Extrait du texte:
Dans l'ombre, ils les ont exercées d'une façon qui s'explique dans le contexte de subordination et de routine administrative. Combien ont eu une conduite de héros ? Bien peu dans la hiérarchie et le corps d'inspection (...)
Beaucoup cependant, surtout dans les sans-grade et les embauchés temporaires pratiquent ce que l'on peut appeler des actes individuels et ponctuels de résistance. En fonction des opportunités et des demandes, ils font de faux papiers de travail obligatoire, font savoir aux intéressés quand il est nécessaire de disparaître physiquement pour éviter le prochain passage de la gendarmerie venant chercher les réfractaires.(...) Les auteurs de ces actes courageux, (...) sans être véritablement des résistants , ont pu éviter des destins tragiques et permettre des choix décisifs.
Pendant ces temps, les inspecteurs reçoivent la consigne de visiter activement les entreprises pour mettre en place les comités sociaux de Vichy, la Charte du travail e les comités d'hygiène et sécurité. Ils doivent s'exécuter. Ils doivent collecter les noms de volontaires désignés par les employeurs pour constituer de nouveaux syndicats. Ceux-ci doivent rompre avec ceux d'avant-guerre et s'inscrire au sein de familles professionnelles rassemblant les salariés et les employeurs. Les responsables de ces nouveaux syndicats sont nommés par arrêté signé du ministre du Travail. Un comble pour une organisation représentative !
Les inspecteurs doivent encore s'exécuter. L'une des tâches confiées est enfin la constitution d'inventaires de la main-d'oeuvre et la réquisition d'une partie de la classe ouvrière française pour la livrer aux usines de l'ennemi.
Dans la réalité politique d'alors et dans le contexte du travail obligatoire, c'est la pire trahison que l'on puisse imaginer.

Consignes:
1/ D'après l'extrait sur les inspecteurs du travail sous Vichy, par quel acte les responsables des nouveaux syndicats sont-ils nommés ?
2/ Rédigez la suite de l'extrait sur les inspecteurs du travail sous Vichy à partir de sa dernière phrase.
Le matériel qui suit provient d'une autre source.

Données fournies:
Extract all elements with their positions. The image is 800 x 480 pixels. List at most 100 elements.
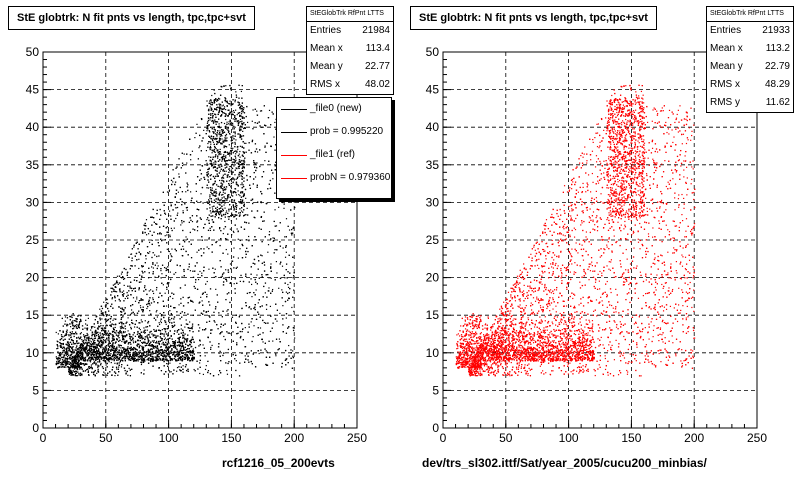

Réponses dans l'ordre:
1/ Ils sont nommés par arrêté signé du ministre du Travail.

2/
A la libération, il y a tant de "cadavres dans les placards" que ce sujet devient tabou. Pendant cinquante ans, le silence reste la règle.
En 1992 encore, un jeune inspecteur, faisant diverses recherches sur l'histoire de l'inspection se voit ordonner de biffer certains passages de ses textes prêts à l'édition et conseiller à plusieurs reprises de faire cesser ses allusions aux événements de cette période...
(...)Durant près de vingt ans, entre les années 1968 et 1986 la génération assurant des fonctions réelles d'inspection vivait une certaine unité entre les missions de l'inspecteur de 1913 et celles de 1945 et de l'après 68.
Elle se doit d'en laisser les traces pour que ce droit particulier, protecteur et producteur d'égalité, dissymétrique, d'ordre public, ne soit pas trop vite oublié.
Le droit du travail est par excellence un droit devant se traduire dans la vie des ateliers et n'ayant d'intérêt que s'il permet une avancée effective des comportements et des droits quotidiens.
Il est intéressant de repérer par exemple, si la loi de 1892 fait reculer réellement le travail des enfants ou si la première réduction législative aux dix heures quotidiennes transforme effectivement la durée du travail et les comportements industriels.